▶ **Material to process**:
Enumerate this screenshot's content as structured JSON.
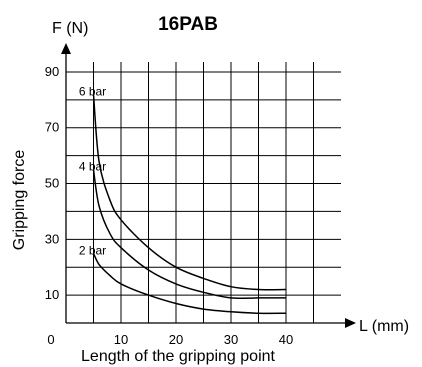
{
  "chart_data": {
    "type": "line",
    "title": "16PAB",
    "y_axis_title": "F (N)",
    "x_axis_title": "L (mm)",
    "xlabel": "Length of the gripping point",
    "ylabel": "Gripping force",
    "origin_label": "0",
    "xlim": [
      0,
      50
    ],
    "ylim": [
      0,
      95
    ],
    "x_ticks": [
      10,
      20,
      30,
      40
    ],
    "y_ticks": [
      10,
      30,
      50,
      70,
      90
    ],
    "grid": true,
    "series": [
      {
        "name": "6 bar",
        "x": [
          5,
          6,
          8,
          10,
          15,
          20,
          25,
          30,
          35,
          40
        ],
        "y": [
          82,
          58,
          44,
          37,
          27,
          20,
          16,
          13,
          12,
          12
        ]
      },
      {
        "name": "4 bar",
        "x": [
          5,
          6,
          8,
          10,
          15,
          20,
          25,
          30,
          35,
          40
        ],
        "y": [
          55,
          42,
          32,
          27,
          19,
          14,
          11,
          9,
          9,
          9
        ]
      },
      {
        "name": "2 bar",
        "x": [
          5,
          6,
          8,
          10,
          15,
          20,
          25,
          30,
          35,
          40
        ],
        "y": [
          25,
          21,
          17,
          14,
          10,
          7,
          5,
          4,
          3.5,
          3.5
        ]
      }
    ]
  }
}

▶ **What the task requires**:
Skip every picture and transcribe the data above exactly.

▶ **Response**:
Enumerate this screenshot's content as structured JSON.
{
  "chart_data": {
    "type": "line",
    "title": "16PAB",
    "y_axis_title": "F (N)",
    "x_axis_title": "L (mm)",
    "xlabel": "Length of the gripping point",
    "ylabel": "Gripping force",
    "origin_label": "0",
    "xlim": [
      0,
      50
    ],
    "ylim": [
      0,
      95
    ],
    "x_ticks": [
      10,
      20,
      30,
      40
    ],
    "y_ticks": [
      10,
      30,
      50,
      70,
      90
    ],
    "grid": true,
    "series": [
      {
        "name": "6 bar",
        "x": [
          5,
          6,
          8,
          10,
          15,
          20,
          25,
          30,
          35,
          40
        ],
        "y": [
          82,
          58,
          44,
          37,
          27,
          20,
          16,
          13,
          12,
          12
        ]
      },
      {
        "name": "4 bar",
        "x": [
          5,
          6,
          8,
          10,
          15,
          20,
          25,
          30,
          35,
          40
        ],
        "y": [
          55,
          42,
          32,
          27,
          19,
          14,
          11,
          9,
          9,
          9
        ]
      },
      {
        "name": "2 bar",
        "x": [
          5,
          6,
          8,
          10,
          15,
          20,
          25,
          30,
          35,
          40
        ],
        "y": [
          25,
          21,
          17,
          14,
          10,
          7,
          5,
          4,
          3.5,
          3.5
        ]
      }
    ]
  }
}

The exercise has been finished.